[INFORMATION GIVEN start]

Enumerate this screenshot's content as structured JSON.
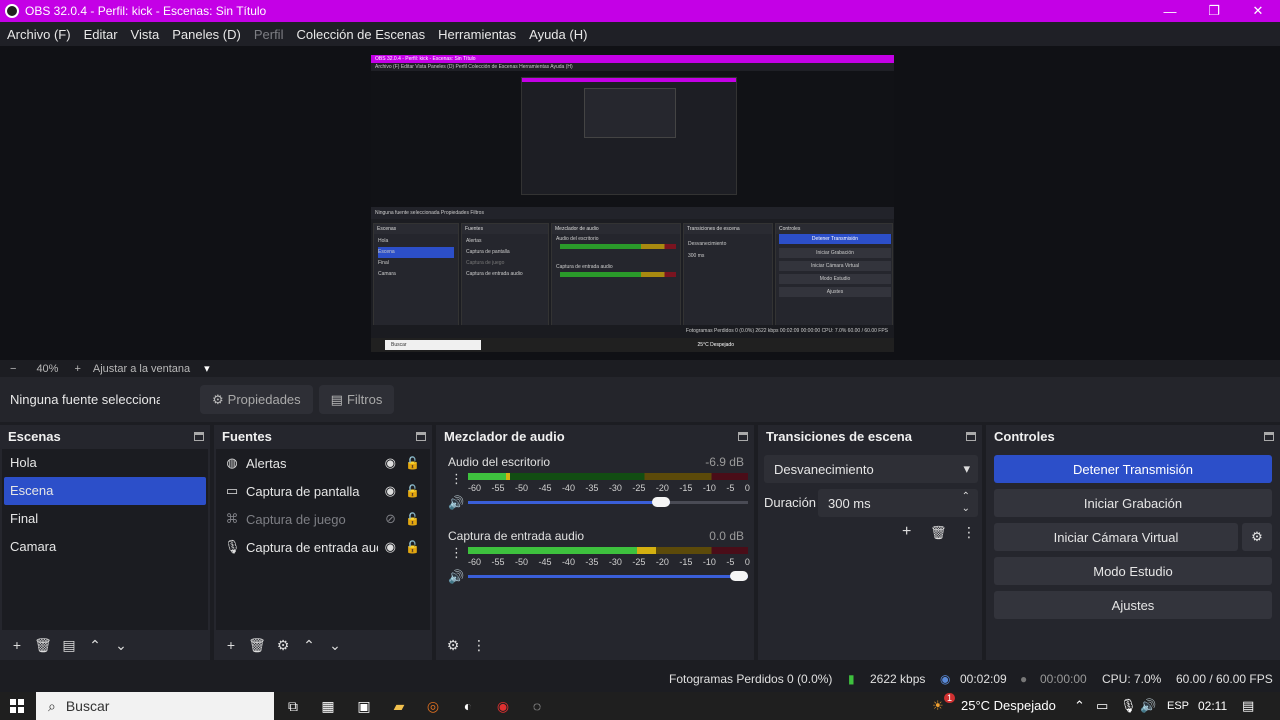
{
  "window": {
    "title": "OBS 32.0.4 - Perfil: kick - Escenas: Sin Título",
    "controls": [
      "—",
      "❐",
      "✕"
    ]
  },
  "menubar": {
    "items": [
      {
        "label": "Archivo (F)",
        "enabled": true
      },
      {
        "label": "Editar",
        "enabled": true
      },
      {
        "label": "Vista",
        "enabled": true
      },
      {
        "label": "Paneles (D)",
        "enabled": true
      },
      {
        "label": "Perfil",
        "enabled": false
      },
      {
        "label": "Colección de Escenas",
        "enabled": true
      },
      {
        "label": "Herramientas",
        "enabled": true
      },
      {
        "label": "Ayuda (H)",
        "enabled": true
      }
    ]
  },
  "zoom": {
    "minus": "−",
    "level": "40%",
    "plus": "+",
    "fit_label": "Ajustar a la ventana",
    "arrow": "▾"
  },
  "source_toolbar": {
    "no_selection": "Ninguna fuente seleccionada",
    "properties": "Propiedades",
    "filters": "Filtros"
  },
  "scenes": {
    "title": "Escenas",
    "items": [
      {
        "label": "Hola",
        "selected": false
      },
      {
        "label": "Escena",
        "selected": true
      },
      {
        "label": "Final",
        "selected": false
      },
      {
        "label": "Camara",
        "selected": false
      }
    ]
  },
  "sources": {
    "title": "Fuentes",
    "items": [
      {
        "label": "Alertas",
        "icon": "globe-icon",
        "visible": true
      },
      {
        "label": "Captura de pantalla",
        "icon": "monitor-icon",
        "visible": true
      },
      {
        "label": "Captura de juego",
        "icon": "gamepad-icon",
        "visible": false
      },
      {
        "label": "Captura de entrada audio",
        "icon": "microphone-icon",
        "visible": true
      }
    ]
  },
  "mixer": {
    "title": "Mezclador de audio",
    "ticks": [
      "-60",
      "-55",
      "-50",
      "-45",
      "-40",
      "-35",
      "-30",
      "-25",
      "-20",
      "-15",
      "-10",
      "-5",
      "0"
    ],
    "channels": [
      {
        "name": "Audio del escritorio",
        "db": "-6.9 dB",
        "level": 0.15,
        "volume": 0.72
      },
      {
        "name": "Captura de entrada audio",
        "db": "0.0 dB",
        "level": 0.67,
        "volume": 1.0
      }
    ]
  },
  "transitions": {
    "title": "Transiciones de escena",
    "selected": "Desvanecimiento",
    "duration_label": "Duración",
    "duration_value": "300 ms"
  },
  "controls": {
    "title": "Controles",
    "stop_stream": "Detener Transmisión",
    "start_recording": "Iniciar Grabación",
    "virtual_cam": "Iniciar Cámara Virtual",
    "studio_mode": "Modo Estudio",
    "settings": "Ajustes",
    "accent": "#2c4fc9"
  },
  "status": {
    "dropped_frames": "Fotogramas Perdidos 0 (0.0%)",
    "bitrate": "2622 kbps",
    "stream_time": "00:02:09",
    "rec_time": "00:00:00",
    "cpu": "CPU: 7.0%",
    "fps": "60.00 / 60.00 FPS"
  },
  "taskbar": {
    "search_placeholder": "Buscar",
    "weather_badge": "1",
    "weather": "25°C  Despejado",
    "language": "ESP",
    "time": "02:11"
  },
  "nested_preview": {
    "title": "OBS 32.0.4 - Perfil: kick - Escenas: Sin Título",
    "menu": "Archivo (F)   Editar   Vista   Paneles (D)   Perfil   Colección de Escenas   Herramientas   Ayuda (H)",
    "source_bar": "Ninguna fuente seleccionada       Propiedades       Filtros",
    "panels": [
      "Escenas",
      "Fuentes",
      "Mezclador de audio",
      "Transiciones de escena",
      "Controles"
    ],
    "scenes": [
      "Hola",
      "Escena",
      "Final",
      "Camara"
    ],
    "sources": [
      "Alertas",
      "Captura de pantalla",
      "Captura de juego",
      "Captura de entrada audio"
    ],
    "channels": [
      "Audio del escritorio",
      "Captura de entrada audio"
    ],
    "transition": "Desvanecimiento",
    "duration": "300 ms",
    "buttons": [
      "Detener Transmisión",
      "Iniciar Grabación",
      "Iniciar Cámara Virtual",
      "Modo Estudio",
      "Ajustes"
    ],
    "status": "Fotogramas Perdidos 0 (0.0%)   2622 kbps   00:02:09   00:00:00   CPU: 7.0%   60.00 / 60.00 FPS",
    "search": "Buscar",
    "weather": "25°C  Despejado"
  }
}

[INFORMATION GIVEN end]

PROMPT:
Each record above is to be restated exactly, with its pictures removed from the copy.

WRITTEN RESPONSE:
Enumerate this screenshot's content as structured JSON.
{
  "window": {
    "title": "OBS 32.0.4 - Perfil: kick - Escenas: Sin Título",
    "controls": [
      "—",
      "❐",
      "✕"
    ]
  },
  "menubar": {
    "items": [
      {
        "label": "Archivo (F)",
        "enabled": true
      },
      {
        "label": "Editar",
        "enabled": true
      },
      {
        "label": "Vista",
        "enabled": true
      },
      {
        "label": "Paneles (D)",
        "enabled": true
      },
      {
        "label": "Perfil",
        "enabled": false
      },
      {
        "label": "Colección de Escenas",
        "enabled": true
      },
      {
        "label": "Herramientas",
        "enabled": true
      },
      {
        "label": "Ayuda (H)",
        "enabled": true
      }
    ]
  },
  "zoom": {
    "minus": "−",
    "level": "40%",
    "plus": "+",
    "fit_label": "Ajustar a la ventana",
    "arrow": "▾"
  },
  "source_toolbar": {
    "no_selection": "Ninguna fuente seleccionada",
    "properties": "Propiedades",
    "filters": "Filtros"
  },
  "scenes": {
    "title": "Escenas",
    "items": [
      {
        "label": "Hola",
        "selected": false
      },
      {
        "label": "Escena",
        "selected": true
      },
      {
        "label": "Final",
        "selected": false
      },
      {
        "label": "Camara",
        "selected": false
      }
    ]
  },
  "sources": {
    "title": "Fuentes",
    "items": [
      {
        "label": "Alertas",
        "icon": "globe-icon",
        "visible": true
      },
      {
        "label": "Captura de pantalla",
        "icon": "monitor-icon",
        "visible": true
      },
      {
        "label": "Captura de juego",
        "icon": "gamepad-icon",
        "visible": false
      },
      {
        "label": "Captura de entrada audio",
        "icon": "microphone-icon",
        "visible": true
      }
    ]
  },
  "mixer": {
    "title": "Mezclador de audio",
    "ticks": [
      "-60",
      "-55",
      "-50",
      "-45",
      "-40",
      "-35",
      "-30",
      "-25",
      "-20",
      "-15",
      "-10",
      "-5",
      "0"
    ],
    "channels": [
      {
        "name": "Audio del escritorio",
        "db": "-6.9 dB",
        "level": 0.15,
        "volume": 0.72
      },
      {
        "name": "Captura de entrada audio",
        "db": "0.0 dB",
        "level": 0.67,
        "volume": 1.0
      }
    ]
  },
  "transitions": {
    "title": "Transiciones de escena",
    "selected": "Desvanecimiento",
    "duration_label": "Duración",
    "duration_value": "300 ms"
  },
  "controls": {
    "title": "Controles",
    "stop_stream": "Detener Transmisión",
    "start_recording": "Iniciar Grabación",
    "virtual_cam": "Iniciar Cámara Virtual",
    "studio_mode": "Modo Estudio",
    "settings": "Ajustes",
    "accent": "#2c4fc9"
  },
  "status": {
    "dropped_frames": "Fotogramas Perdidos 0 (0.0%)",
    "bitrate": "2622 kbps",
    "stream_time": "00:02:09",
    "rec_time": "00:00:00",
    "cpu": "CPU: 7.0%",
    "fps": "60.00 / 60.00 FPS"
  },
  "taskbar": {
    "search_placeholder": "Buscar",
    "weather_badge": "1",
    "weather": "25°C  Despejado",
    "language": "ESP",
    "time": "02:11"
  },
  "nested_preview": {
    "title": "OBS 32.0.4 - Perfil: kick - Escenas: Sin Título",
    "menu": "Archivo (F)   Editar   Vista   Paneles (D)   Perfil   Colección de Escenas   Herramientas   Ayuda (H)",
    "source_bar": "Ninguna fuente seleccionada       Propiedades       Filtros",
    "panels": [
      "Escenas",
      "Fuentes",
      "Mezclador de audio",
      "Transiciones de escena",
      "Controles"
    ],
    "scenes": [
      "Hola",
      "Escena",
      "Final",
      "Camara"
    ],
    "sources": [
      "Alertas",
      "Captura de pantalla",
      "Captura de juego",
      "Captura de entrada audio"
    ],
    "channels": [
      "Audio del escritorio",
      "Captura de entrada audio"
    ],
    "transition": "Desvanecimiento",
    "duration": "300 ms",
    "buttons": [
      "Detener Transmisión",
      "Iniciar Grabación",
      "Iniciar Cámara Virtual",
      "Modo Estudio",
      "Ajustes"
    ],
    "status": "Fotogramas Perdidos 0 (0.0%)   2622 kbps   00:02:09   00:00:00   CPU: 7.0%   60.00 / 60.00 FPS",
    "search": "Buscar",
    "weather": "25°C  Despejado"
  }
}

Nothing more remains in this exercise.